__Фрагмент документа__:
◇ ◇ ◇

Король в Норвегии не правит, а только царствует. Правят парламент (стортинг), министры, чиновники. Король же для нации вроде живого памятника старины. Бережно сохраняют в музее под открытым небом рубленые дома, сараи и мельницы, сохраняется старинная утварь, одежда, старинные лодки. Отчего же с теми же целями не сберечь королевскую должность? Власти у старика никакой или почти никакой. Но есть у нации кто-то вроде отца. «Как все», король ходит на лыжах, участвует в парусных гонках и, кроме того, открывает государственные церемонии, вручает награды.
Конечно, полагается королю государственное довольствие. Трудно сказать, деньги ли эти невелики и король подрабатывает, или монарх, «как все», хочет быть причастным к земле, к простым делам, но есть у него стадо коров. Излишки молока король сдает в кооператив. И очень возможно, что, завтракая в отеле, мы отведали «королевского» молока.
И коль скоро о молоке разговор, уместно сказать: молоко норвежцы ценить умеют не только за пищевые достоинства, но и в коммерческом смысле. В стране сорок четыре тысячи коров. Прокормить их непросто. С парохода я видел: крестьянин делал что-то на высокой горе. Глянул в бинокль — косит сено. Как он оттуда его переправит? Мне объяснили: сложит в сетку и скатит вниз. Плодородной земли тут немного. Любая куртинка травы тщательно убирается. (На севере, где трав совсем мало, коров приучили есть рыбу.)
Себестоимость молока высокая. Чтобы сделать его доступным для всех и в то же время поощрить фермеров, государство все молоко покупает «в общий бидон». Продается молоко в магазинах дешевле, чем уплачено за него фермерам. К такому приему сейчас прибегают, впрочем, не только в Норвегии.
Еда… В любой стране присматриваешься: что едят, как едят? Я был гостем и не думаю, что лаке (лосось), шампиньоны и куропатка, которыми нас угощали, — обычная пища норвежцев. Расспросы и наблюдения позволяют сказать: хлеба норвежцы почти не едят и, кажется, даже и не испытывают в нем потребности — на столе для тебя в лучшем случае маленькая булочка. Вместо хлеба — картошка. Эта привычка складывалась веками. Хлеб привозной, и отношение к нему соответственное. Мясо тоже тут привозное и дорогое, конечно. На обычном столе его еще меньше, чем хлеба. «По воскресеньям для запаха в суп и котлеты», — сказал мне норвежец в беседе на эту тему. Зато в достатке, я бы сказал, в изобилии сыр самых разных сортов. И конечно, в избытке рыба (одной селедки двадцать сортов). Из рыбы, особенно трески, норвежцы делают массу разнообразных блюд, опять же в сочетании с сыром и со сметаной.

◇ ◇ ◇

__Задание 1__: Выведите без изменений отрезок фрагмента о Норвегии от слов «Себестоимость молока высокая.» до слов «только в Норвегии.» включительно.
__Задание 2__:
Ответьте по фрагменту о Норвегии:
(а) Куда король сдает излишки молока?
(б) Сколько коров в стране?
(в) Сколько сортов одной только селедки?
Записи, идущие дальше, — отдельный материал, с фрагментом о Норвегии не связанный.

◇ ◇ ◇

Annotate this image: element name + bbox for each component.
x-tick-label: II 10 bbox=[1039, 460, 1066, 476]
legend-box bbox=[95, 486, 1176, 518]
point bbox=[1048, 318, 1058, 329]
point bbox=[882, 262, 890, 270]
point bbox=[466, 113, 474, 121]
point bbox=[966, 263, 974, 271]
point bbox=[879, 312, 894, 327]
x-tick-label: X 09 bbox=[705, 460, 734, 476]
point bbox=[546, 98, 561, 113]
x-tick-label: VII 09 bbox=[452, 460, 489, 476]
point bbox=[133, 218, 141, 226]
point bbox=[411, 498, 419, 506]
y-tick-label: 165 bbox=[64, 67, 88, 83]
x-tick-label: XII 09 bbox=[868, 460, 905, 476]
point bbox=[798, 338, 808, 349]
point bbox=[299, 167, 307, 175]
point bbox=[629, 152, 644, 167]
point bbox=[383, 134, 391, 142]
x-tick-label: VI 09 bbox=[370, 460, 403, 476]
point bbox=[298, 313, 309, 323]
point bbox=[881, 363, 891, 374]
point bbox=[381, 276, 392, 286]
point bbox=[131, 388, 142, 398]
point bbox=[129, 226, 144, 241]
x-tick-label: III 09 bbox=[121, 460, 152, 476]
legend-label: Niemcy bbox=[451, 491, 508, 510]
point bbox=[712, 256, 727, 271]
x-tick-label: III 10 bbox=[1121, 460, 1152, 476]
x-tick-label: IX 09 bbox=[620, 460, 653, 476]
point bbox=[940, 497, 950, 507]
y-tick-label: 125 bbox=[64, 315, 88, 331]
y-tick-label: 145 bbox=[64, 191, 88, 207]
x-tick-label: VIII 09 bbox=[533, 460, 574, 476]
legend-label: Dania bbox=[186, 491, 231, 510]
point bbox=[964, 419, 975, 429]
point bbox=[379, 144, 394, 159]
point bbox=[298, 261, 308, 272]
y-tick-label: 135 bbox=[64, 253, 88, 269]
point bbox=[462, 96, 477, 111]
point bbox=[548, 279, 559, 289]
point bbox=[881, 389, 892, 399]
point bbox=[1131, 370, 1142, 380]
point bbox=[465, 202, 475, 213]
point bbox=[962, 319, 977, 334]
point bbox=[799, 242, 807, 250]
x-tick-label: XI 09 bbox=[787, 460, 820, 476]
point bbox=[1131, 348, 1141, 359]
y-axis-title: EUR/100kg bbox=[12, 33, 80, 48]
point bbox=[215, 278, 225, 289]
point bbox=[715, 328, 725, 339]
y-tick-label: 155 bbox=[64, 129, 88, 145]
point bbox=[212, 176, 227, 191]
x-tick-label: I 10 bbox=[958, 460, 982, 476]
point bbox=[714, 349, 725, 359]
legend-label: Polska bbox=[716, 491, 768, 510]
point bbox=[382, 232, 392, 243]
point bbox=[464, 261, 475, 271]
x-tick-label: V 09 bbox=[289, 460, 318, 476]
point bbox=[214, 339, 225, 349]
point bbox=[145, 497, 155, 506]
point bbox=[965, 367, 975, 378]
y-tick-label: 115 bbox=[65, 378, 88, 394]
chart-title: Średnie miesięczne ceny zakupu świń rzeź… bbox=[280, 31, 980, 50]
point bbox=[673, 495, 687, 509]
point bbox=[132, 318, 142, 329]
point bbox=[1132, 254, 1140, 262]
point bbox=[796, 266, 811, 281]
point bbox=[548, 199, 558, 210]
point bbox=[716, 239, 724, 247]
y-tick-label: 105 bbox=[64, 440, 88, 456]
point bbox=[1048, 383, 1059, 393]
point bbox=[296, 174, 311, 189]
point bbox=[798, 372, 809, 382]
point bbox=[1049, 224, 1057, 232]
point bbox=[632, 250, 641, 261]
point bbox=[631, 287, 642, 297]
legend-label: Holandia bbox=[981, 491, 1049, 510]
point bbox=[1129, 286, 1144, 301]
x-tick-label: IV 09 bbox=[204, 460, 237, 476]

◇ ◇ ◇

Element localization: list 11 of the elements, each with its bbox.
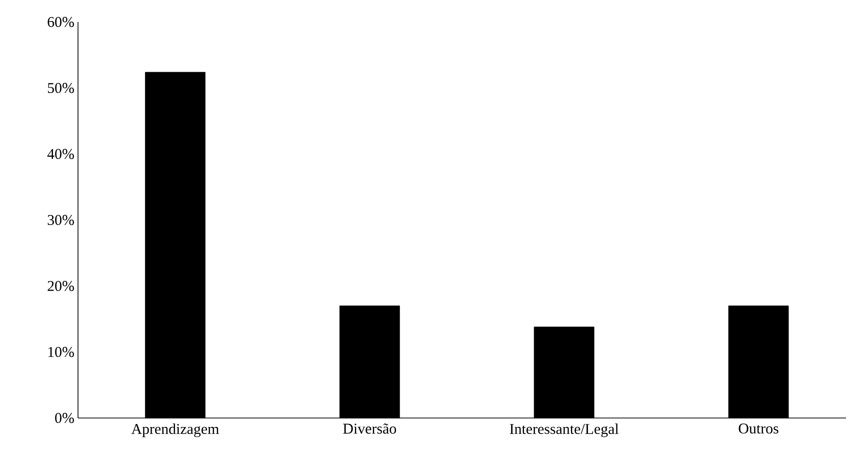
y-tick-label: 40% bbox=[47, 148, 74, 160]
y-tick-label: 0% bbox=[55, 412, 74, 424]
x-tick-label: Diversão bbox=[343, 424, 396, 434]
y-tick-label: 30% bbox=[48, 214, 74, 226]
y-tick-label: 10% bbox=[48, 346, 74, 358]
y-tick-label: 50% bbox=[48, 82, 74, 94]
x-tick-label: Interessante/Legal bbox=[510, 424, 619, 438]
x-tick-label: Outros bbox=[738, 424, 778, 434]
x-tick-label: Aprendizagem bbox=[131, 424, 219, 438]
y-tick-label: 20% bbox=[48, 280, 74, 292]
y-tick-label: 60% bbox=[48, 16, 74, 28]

◇ ◇ ◇

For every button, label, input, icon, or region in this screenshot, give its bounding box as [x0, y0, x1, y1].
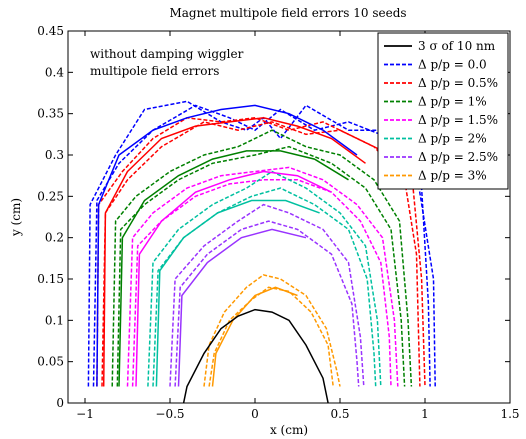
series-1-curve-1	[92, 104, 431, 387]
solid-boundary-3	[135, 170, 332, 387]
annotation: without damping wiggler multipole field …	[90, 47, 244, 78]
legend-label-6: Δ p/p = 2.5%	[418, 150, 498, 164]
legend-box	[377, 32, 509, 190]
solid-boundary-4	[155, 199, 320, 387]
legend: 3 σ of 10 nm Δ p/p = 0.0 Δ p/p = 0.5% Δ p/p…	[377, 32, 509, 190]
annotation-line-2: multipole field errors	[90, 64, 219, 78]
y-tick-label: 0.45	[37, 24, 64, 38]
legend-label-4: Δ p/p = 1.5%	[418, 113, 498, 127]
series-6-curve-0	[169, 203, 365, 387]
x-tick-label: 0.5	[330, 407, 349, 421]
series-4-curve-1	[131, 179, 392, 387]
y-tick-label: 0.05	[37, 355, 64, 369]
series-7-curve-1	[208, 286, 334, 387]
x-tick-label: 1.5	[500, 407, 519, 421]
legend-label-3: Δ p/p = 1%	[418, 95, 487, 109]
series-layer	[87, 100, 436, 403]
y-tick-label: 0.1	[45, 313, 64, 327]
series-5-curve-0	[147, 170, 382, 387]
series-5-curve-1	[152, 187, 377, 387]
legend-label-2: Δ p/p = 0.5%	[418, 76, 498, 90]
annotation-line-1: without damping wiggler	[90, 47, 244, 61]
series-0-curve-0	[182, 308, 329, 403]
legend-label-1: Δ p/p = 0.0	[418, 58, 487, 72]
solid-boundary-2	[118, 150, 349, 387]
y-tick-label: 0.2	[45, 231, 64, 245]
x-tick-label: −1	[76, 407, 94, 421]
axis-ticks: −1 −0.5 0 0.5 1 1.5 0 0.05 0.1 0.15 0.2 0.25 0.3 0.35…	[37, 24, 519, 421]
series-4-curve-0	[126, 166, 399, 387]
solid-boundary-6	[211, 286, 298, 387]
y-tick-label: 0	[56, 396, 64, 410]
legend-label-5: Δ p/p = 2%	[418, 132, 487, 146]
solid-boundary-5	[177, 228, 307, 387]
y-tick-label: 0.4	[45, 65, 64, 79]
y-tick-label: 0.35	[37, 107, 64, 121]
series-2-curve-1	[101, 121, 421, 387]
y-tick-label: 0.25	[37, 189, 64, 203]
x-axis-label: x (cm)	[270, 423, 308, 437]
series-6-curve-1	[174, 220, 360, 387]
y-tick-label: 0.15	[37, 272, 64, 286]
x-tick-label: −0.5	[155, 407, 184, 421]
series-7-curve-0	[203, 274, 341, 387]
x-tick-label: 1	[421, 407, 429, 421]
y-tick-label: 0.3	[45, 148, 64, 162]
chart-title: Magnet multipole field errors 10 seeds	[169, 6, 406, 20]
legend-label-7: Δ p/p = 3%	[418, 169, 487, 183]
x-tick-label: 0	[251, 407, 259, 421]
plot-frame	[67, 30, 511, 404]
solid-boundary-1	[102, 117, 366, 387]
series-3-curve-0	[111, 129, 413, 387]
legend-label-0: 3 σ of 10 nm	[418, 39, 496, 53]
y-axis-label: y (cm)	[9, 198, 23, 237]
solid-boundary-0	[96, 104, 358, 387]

◇ ◇ ◇

__Правильный ответ 1__:
Себестоимость молока высокая. Чтобы сделать его доступным для всех и в то же время поощрить фермеров, государство все молоко покупает «в общий бидон». Продается молоко в магазинах дешевле, чем уплачено за него фермерам. К такому приему сейчас прибегают, впрочем, не только в Норвегии.

__Правильный ответ 2__:
(а) В кооператив.
(б) Сорок четыре тысячи.
(в) Двадцать.